___ Dataset records ___

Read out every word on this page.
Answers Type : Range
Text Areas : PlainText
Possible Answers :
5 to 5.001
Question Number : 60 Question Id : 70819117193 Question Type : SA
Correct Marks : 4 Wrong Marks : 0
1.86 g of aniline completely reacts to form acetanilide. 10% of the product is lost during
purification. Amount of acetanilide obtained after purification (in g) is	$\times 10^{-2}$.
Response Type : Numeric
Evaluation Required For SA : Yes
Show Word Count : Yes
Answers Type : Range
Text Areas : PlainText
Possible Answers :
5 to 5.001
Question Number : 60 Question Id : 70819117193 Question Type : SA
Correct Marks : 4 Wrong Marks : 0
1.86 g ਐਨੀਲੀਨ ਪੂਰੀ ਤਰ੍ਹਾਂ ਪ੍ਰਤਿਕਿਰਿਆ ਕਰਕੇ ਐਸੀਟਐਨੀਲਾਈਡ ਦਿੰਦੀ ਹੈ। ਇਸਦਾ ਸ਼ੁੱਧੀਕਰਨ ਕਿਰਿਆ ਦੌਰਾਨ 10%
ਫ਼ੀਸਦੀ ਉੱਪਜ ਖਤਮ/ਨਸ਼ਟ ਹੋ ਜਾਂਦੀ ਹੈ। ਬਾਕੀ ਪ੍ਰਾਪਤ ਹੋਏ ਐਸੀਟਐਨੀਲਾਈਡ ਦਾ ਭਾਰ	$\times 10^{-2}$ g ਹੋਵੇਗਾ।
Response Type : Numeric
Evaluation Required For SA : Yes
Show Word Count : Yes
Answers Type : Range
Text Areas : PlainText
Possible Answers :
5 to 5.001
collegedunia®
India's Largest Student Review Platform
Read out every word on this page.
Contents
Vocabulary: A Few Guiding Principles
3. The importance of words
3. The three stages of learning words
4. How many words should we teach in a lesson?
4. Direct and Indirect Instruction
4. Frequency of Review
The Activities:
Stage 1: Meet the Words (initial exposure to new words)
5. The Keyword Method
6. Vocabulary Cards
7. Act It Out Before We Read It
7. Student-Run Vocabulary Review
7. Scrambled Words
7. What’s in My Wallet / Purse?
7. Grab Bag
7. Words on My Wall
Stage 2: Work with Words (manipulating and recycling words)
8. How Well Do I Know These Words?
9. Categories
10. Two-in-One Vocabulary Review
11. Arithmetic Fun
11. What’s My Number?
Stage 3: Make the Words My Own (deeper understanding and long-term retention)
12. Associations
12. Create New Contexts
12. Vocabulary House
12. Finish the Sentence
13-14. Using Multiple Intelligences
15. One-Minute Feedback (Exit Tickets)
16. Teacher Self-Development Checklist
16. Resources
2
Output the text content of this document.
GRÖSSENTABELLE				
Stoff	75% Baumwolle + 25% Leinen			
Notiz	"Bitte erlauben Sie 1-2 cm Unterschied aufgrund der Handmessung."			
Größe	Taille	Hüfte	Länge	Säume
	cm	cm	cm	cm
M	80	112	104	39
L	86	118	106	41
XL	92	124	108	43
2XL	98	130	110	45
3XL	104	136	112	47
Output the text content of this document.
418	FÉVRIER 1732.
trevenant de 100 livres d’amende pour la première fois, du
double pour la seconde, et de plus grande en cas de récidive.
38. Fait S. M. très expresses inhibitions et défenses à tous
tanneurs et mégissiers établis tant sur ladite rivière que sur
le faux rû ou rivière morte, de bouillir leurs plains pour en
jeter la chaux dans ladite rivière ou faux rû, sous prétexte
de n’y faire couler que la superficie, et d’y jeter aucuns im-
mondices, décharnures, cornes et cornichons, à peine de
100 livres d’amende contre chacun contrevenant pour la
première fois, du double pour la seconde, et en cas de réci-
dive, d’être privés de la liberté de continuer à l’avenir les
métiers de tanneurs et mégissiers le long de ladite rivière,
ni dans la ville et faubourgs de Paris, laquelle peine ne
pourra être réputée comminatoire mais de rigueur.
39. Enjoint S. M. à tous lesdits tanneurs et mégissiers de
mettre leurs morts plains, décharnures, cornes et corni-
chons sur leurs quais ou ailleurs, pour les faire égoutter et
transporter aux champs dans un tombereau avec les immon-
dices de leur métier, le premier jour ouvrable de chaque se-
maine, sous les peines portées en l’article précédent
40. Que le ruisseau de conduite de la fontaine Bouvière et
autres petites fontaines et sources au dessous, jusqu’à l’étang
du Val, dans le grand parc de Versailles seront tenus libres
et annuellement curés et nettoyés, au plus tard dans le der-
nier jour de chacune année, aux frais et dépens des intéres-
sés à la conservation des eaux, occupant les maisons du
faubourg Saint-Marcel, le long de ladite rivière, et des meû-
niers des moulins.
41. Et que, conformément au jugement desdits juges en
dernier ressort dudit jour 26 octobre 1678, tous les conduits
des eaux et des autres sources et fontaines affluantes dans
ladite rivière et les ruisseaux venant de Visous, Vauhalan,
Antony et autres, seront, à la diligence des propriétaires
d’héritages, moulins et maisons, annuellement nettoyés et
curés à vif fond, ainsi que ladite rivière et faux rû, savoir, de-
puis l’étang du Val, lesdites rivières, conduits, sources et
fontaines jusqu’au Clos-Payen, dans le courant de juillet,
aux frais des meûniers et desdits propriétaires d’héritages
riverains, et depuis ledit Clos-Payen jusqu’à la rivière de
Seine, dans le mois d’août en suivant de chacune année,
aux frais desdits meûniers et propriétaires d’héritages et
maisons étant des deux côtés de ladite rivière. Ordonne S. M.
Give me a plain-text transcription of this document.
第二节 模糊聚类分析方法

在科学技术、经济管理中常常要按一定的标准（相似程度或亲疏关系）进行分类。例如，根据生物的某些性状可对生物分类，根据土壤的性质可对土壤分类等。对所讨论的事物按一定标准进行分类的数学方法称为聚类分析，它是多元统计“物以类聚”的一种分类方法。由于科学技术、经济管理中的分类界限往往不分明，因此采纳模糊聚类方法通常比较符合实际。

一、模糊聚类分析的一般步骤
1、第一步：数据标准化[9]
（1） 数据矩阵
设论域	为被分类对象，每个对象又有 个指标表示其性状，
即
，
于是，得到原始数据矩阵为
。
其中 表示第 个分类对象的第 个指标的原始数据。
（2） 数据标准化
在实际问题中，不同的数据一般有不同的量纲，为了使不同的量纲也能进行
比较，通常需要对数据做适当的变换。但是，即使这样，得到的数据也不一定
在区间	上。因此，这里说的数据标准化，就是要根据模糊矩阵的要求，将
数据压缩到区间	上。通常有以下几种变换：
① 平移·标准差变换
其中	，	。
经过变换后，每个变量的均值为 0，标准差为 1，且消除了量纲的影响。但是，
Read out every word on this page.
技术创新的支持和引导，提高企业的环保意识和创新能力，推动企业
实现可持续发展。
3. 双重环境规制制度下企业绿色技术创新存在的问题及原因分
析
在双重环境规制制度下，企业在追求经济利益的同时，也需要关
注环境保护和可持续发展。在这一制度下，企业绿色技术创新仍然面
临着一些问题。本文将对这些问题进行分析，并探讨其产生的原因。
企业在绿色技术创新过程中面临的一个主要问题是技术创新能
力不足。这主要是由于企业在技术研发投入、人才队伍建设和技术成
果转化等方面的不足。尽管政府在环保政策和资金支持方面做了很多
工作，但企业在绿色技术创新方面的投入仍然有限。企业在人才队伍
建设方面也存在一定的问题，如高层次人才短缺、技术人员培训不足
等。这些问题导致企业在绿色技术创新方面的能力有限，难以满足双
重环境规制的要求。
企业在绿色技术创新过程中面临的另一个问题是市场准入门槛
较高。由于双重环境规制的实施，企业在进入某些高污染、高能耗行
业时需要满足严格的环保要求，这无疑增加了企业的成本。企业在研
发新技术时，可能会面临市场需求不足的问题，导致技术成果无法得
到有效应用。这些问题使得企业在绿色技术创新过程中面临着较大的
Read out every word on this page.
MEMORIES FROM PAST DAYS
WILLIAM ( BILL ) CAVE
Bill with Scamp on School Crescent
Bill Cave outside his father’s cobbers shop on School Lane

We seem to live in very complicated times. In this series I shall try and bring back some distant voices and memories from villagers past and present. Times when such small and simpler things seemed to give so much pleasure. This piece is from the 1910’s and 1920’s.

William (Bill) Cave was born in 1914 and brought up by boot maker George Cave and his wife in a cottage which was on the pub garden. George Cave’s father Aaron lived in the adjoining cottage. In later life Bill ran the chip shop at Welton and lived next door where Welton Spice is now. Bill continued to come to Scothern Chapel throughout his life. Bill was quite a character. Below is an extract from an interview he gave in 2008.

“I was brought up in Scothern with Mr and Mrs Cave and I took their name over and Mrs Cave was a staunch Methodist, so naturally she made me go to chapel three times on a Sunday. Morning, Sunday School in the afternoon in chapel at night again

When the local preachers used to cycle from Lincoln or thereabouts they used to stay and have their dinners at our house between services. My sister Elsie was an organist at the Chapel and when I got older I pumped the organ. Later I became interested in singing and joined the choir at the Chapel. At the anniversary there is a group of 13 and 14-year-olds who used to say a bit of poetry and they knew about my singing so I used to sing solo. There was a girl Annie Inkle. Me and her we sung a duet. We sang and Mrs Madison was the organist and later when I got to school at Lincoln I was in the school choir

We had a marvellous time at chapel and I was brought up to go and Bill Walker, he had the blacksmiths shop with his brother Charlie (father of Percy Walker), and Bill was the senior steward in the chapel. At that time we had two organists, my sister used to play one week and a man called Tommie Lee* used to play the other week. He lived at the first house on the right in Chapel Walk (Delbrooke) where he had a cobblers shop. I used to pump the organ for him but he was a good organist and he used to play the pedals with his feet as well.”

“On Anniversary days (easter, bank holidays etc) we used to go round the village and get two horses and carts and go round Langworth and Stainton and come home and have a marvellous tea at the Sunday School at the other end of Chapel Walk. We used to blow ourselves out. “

___

Aim
Where a line holds the string "jeter", copy that line.

Correct response
jeter la chaux dans ladite rivière ou faux rû, sous prétexte
de n’y faire couler que la superficie, et d’y jeter aucuns im-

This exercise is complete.